PROBLEM TO SOLVE → All of the lines below are to be transcribed faithfully, with pictures excluded from the copy.

Dataset listings of figures →
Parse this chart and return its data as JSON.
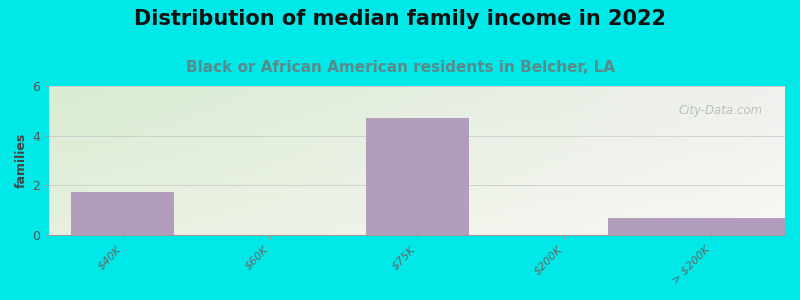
{
  "title": "Distribution of median family income in 2022",
  "subtitle": "Black or African American residents in Belcher, LA",
  "ylabel": "families",
  "categories": [
    "$40K",
    "$60K",
    "$75K",
    "$200K",
    "> $200K"
  ],
  "values": [
    1.7,
    0,
    4.7,
    0,
    0.65
  ],
  "bar_color": "#b39dbd",
  "background_outer": "#00e8e8",
  "background_inner_top_left": "#d8ecd0",
  "background_inner_bottom_right": "#f5f5f0",
  "ylim": [
    0,
    6
  ],
  "yticks": [
    0,
    2,
    4,
    6
  ],
  "title_fontsize": 15,
  "subtitle_fontsize": 11,
  "subtitle_color": "#5a8a8a",
  "watermark_text": "City-Data.com",
  "watermark_color": "#b0b8b0",
  "bar_width": 0.7
}
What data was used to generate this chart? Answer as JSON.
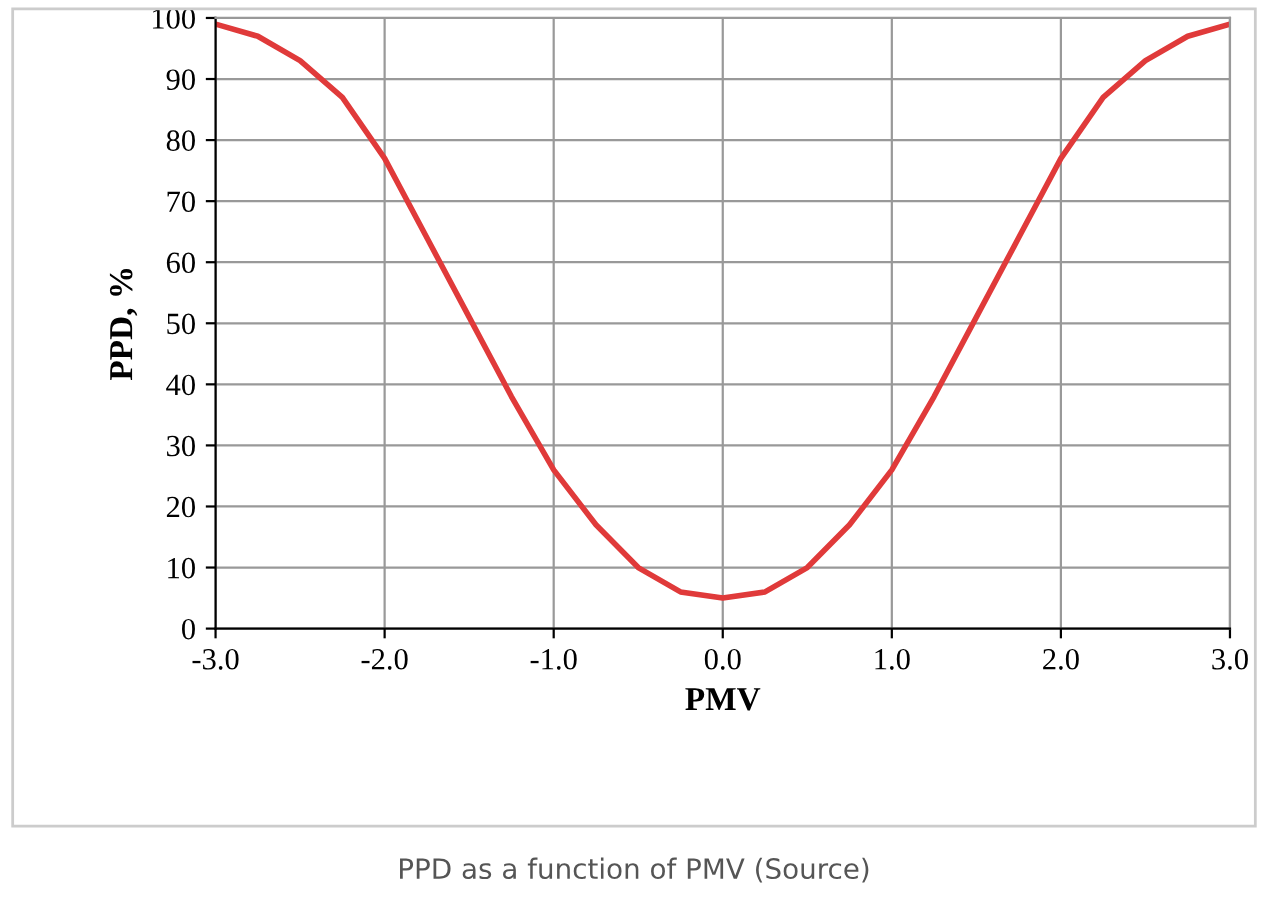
{
  "chart_data": {
    "type": "line",
    "xlabel": "PMV",
    "ylabel": "PPD, %",
    "annotations": [
      "PPD as a function of PMV (Source)"
    ],
    "x": [
      -3.0,
      -2.75,
      -2.5,
      -2.25,
      -2.0,
      -1.75,
      -1.5,
      -1.25,
      -1.0,
      -0.75,
      -0.5,
      -0.25,
      0.0,
      0.25,
      0.5,
      0.75,
      1.0,
      1.25,
      1.5,
      1.75,
      2.0,
      2.25,
      2.5,
      2.75,
      3.0
    ],
    "series": [
      {
        "color": "#e03a3a",
        "values": [
          99,
          97,
          93,
          87,
          77,
          64,
          51,
          38,
          26,
          17,
          10,
          6,
          5,
          6,
          10,
          17,
          26,
          38,
          51,
          64,
          77,
          87,
          93,
          97,
          99
        ]
      }
    ],
    "xlim": [
      -3.0,
      3.0
    ],
    "ylim": [
      0,
      100
    ],
    "xticks": [
      {
        "value": -3.0,
        "label": "-3.0"
      },
      {
        "value": -2.0,
        "label": "-2.0"
      },
      {
        "value": -1.0,
        "label": "-1.0"
      },
      {
        "value": 0.0,
        "label": "0.0"
      },
      {
        "value": 1.0,
        "label": "1.0"
      },
      {
        "value": 2.0,
        "label": "2.0"
      },
      {
        "value": 3.0,
        "label": "3.0"
      }
    ],
    "yticks": [
      0,
      10,
      20,
      30,
      40,
      50,
      60,
      70,
      80,
      90,
      100
    ],
    "grid": true,
    "legend": false,
    "marker": "none",
    "line_style": "solid"
  }
}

SOLUTION TO THIS PROBLEM →
Parse this chart and return its data as JSON.
{
  "title": "Distribution of median family income in 2022",
  "subtitle": "Black or African American residents in Belcher, LA",
  "ylabel": "families",
  "categories": [
    "$40K",
    "$60K",
    "$75K",
    "$200K",
    "> $200K"
  ],
  "values": [
    1.7,
    0,
    4.7,
    0,
    0.65
  ],
  "bar_color": "#b39dbd",
  "background_outer": "#00e8e8",
  "background_inner_top_left": "#d8ecd0",
  "background_inner_bottom_right": "#f5f5f0",
  "ylim": [
    0,
    6
  ],
  "yticks": [
    0,
    2,
    4,
    6
  ],
  "title_fontsize": 15,
  "subtitle_fontsize": 11,
  "subtitle_color": "#5a8a8a",
  "watermark_text": "City-Data.com",
  "watermark_color": "#b0b8b0",
  "bar_width": 0.7
}
What data was used to generate this chart? Answer as JSON.
{
  "chart_data": {
    "type": "line",
    "xlabel": "PMV",
    "ylabel": "PPD, %",
    "annotations": [
      "PPD as a function of PMV (Source)"
    ],
    "x": [
      -3.0,
      -2.75,
      -2.5,
      -2.25,
      -2.0,
      -1.75,
      -1.5,
      -1.25,
      -1.0,
      -0.75,
      -0.5,
      -0.25,
      0.0,
      0.25,
      0.5,
      0.75,
      1.0,
      1.25,
      1.5,
      1.75,
      2.0,
      2.25,
      2.5,
      2.75,
      3.0
    ],
    "series": [
      {
        "color": "#e03a3a",
        "values": [
          99,
          97,
          93,
          87,
          77,
          64,
          51,
          38,
          26,
          17,
          10,
          6,
          5,
          6,
          10,
          17,
          26,
          38,
          51,
          64,
          77,
          87,
          93,
          97,
          99
        ]
      }
    ],
    "xlim": [
      -3.0,
      3.0
    ],
    "ylim": [
      0,
      100
    ],
    "xticks": [
      {
        "value": -3.0,
        "label": "-3.0"
      },
      {
        "value": -2.0,
        "label": "-2.0"
      },
      {
        "value": -1.0,
        "label": "-1.0"
      },
      {
        "value": 0.0,
        "label": "0.0"
      },
      {
        "value": 1.0,
        "label": "1.0"
      },
      {
        "value": 2.0,
        "label": "2.0"
      },
      {
        "value": 3.0,
        "label": "3.0"
      }
    ],
    "yticks": [
      0,
      10,
      20,
      30,
      40,
      50,
      60,
      70,
      80,
      90,
      100
    ],
    "grid": true,
    "legend": false,
    "marker": "none",
    "line_style": "solid"
  }
}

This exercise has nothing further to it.